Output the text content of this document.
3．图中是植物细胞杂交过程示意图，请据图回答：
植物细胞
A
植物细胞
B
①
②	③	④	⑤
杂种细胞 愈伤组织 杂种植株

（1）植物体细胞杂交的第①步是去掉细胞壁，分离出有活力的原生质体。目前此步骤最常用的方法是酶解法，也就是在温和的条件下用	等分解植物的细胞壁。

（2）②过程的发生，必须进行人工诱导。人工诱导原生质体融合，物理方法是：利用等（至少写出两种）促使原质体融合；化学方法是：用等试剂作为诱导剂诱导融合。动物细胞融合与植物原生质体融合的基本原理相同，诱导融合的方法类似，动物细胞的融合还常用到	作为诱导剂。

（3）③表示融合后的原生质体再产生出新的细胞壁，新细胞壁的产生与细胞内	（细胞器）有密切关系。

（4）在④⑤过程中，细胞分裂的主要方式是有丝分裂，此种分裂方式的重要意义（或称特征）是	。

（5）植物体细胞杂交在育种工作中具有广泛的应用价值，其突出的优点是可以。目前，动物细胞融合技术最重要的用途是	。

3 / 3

What the task requires:
Write the entire listing out again, word for word.

Result below:
Output the text content of this document.
3．图中是植物细胞杂交过程示意图，请据图回答：
植物细胞
A
植物细胞
B
①
②	③	④	⑤
杂种细胞 愈伤组织 杂种植株

（1）植物体细胞杂交的第①步是去掉细胞壁，分离出有活力的原生质体。目前此步骤最常用的方法是酶解法，也就是在温和的条件下用	等分解植物的细胞壁。

（2）②过程的发生，必须进行人工诱导。人工诱导原生质体融合，物理方法是：利用等（至少写出两种）促使原质体融合；化学方法是：用等试剂作为诱导剂诱导融合。动物细胞融合与植物原生质体融合的基本原理相同，诱导融合的方法类似，动物细胞的融合还常用到	作为诱导剂。

（3）③表示融合后的原生质体再产生出新的细胞壁，新细胞壁的产生与细胞内	（细胞器）有密切关系。

（4）在④⑤过程中，细胞分裂的主要方式是有丝分裂，此种分裂方式的重要意义（或称特征）是	。

（5）植物体细胞杂交在育种工作中具有广泛的应用价值，其突出的优点是可以。目前，动物细胞融合技术最重要的用途是	。

3 / 3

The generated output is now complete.